Begin Material provided

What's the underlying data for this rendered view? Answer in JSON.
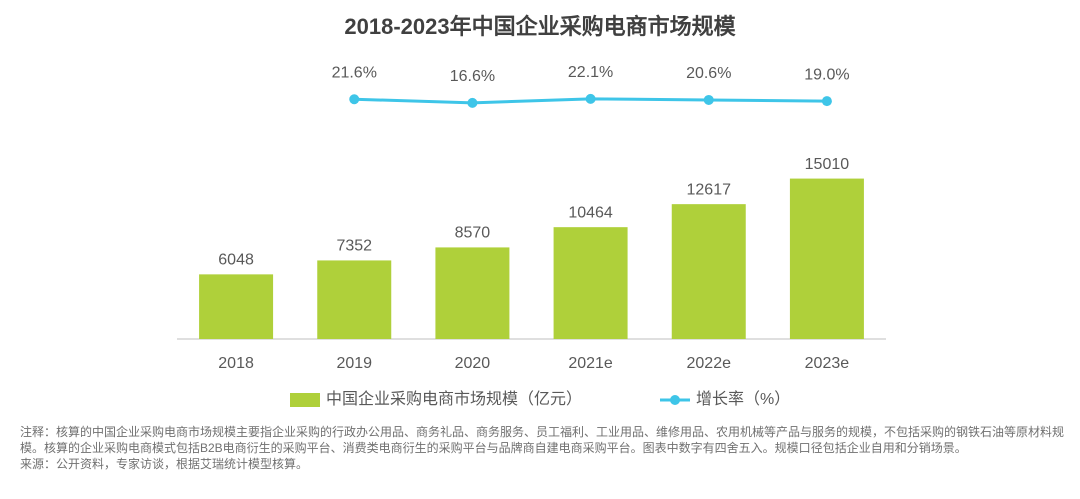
{
  "chart_data": {
    "type": "bar+line",
    "title": "2018-2023年中国企业采购电商市场规模",
    "categories": [
      "2018",
      "2019",
      "2020",
      "2021e",
      "2022e",
      "2023e"
    ],
    "ylim": [
      0,
      16000
    ],
    "y2lim": [
      0,
      100
    ],
    "series": [
      {
        "name": "中国企业采购电商市场规模（亿元）",
        "type": "bar",
        "color": "#afd03a",
        "values": [
          6048,
          7352,
          8570,
          10464,
          12617,
          15010
        ]
      },
      {
        "name": "增长率（%）",
        "type": "line",
        "axis": "y2",
        "color": "#3ec5e8",
        "values": [
          null,
          21.6,
          16.6,
          22.1,
          20.6,
          19.0
        ],
        "value_labels": [
          null,
          "21.6%",
          "16.6%",
          "22.1%",
          "20.6%",
          "19.0%"
        ]
      }
    ],
    "legend": "bottom",
    "note": "注释：核算的中国企业采购电商市场规模主要指企业采购的行政办公用品、商务礼品、商务服务、员工福利、工业用品、维修用品、农用机械等产品与服务的规模，不包括采购的钢铁石油等原材料规模。核算的企业采购电商模式包括B2B电商衍生的采购平台、消费类电商衍生的采购平台与品牌商自建电商采购平台。图表中数字有四舍五入。规模口径包括企业自用和分销场景。",
    "source": "来源：公开资料，专家访谈，根据艾瑞统计模型核算。"
  }
}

End Material provided

_Requirements_. Copy the listing over exactly, skipping the pictures it holds.

_Output below_.
What's the underlying data for this rendered view? Answer in JSON.
{
  "chart_data": {
    "type": "bar+line",
    "title": "2018-2023年中国企业采购电商市场规模",
    "categories": [
      "2018",
      "2019",
      "2020",
      "2021e",
      "2022e",
      "2023e"
    ],
    "ylim": [
      0,
      16000
    ],
    "y2lim": [
      0,
      100
    ],
    "series": [
      {
        "name": "中国企业采购电商市场规模（亿元）",
        "type": "bar",
        "color": "#afd03a",
        "values": [
          6048,
          7352,
          8570,
          10464,
          12617,
          15010
        ]
      },
      {
        "name": "增长率（%）",
        "type": "line",
        "axis": "y2",
        "color": "#3ec5e8",
        "values": [
          null,
          21.6,
          16.6,
          22.1,
          20.6,
          19.0
        ],
        "value_labels": [
          null,
          "21.6%",
          "16.6%",
          "22.1%",
          "20.6%",
          "19.0%"
        ]
      }
    ],
    "legend": "bottom",
    "note": "注释：核算的中国企业采购电商市场规模主要指企业采购的行政办公用品、商务礼品、商务服务、员工福利、工业用品、维修用品、农用机械等产品与服务的规模，不包括采购的钢铁石油等原材料规模。核算的企业采购电商模式包括B2B电商衍生的采购平台、消费类电商衍生的采购平台与品牌商自建电商采购平台。图表中数字有四舍五入。规模口径包括企业自用和分销场景。",
    "source": "来源：公开资料，专家访谈，根据艾瑞统计模型核算。"
  }
}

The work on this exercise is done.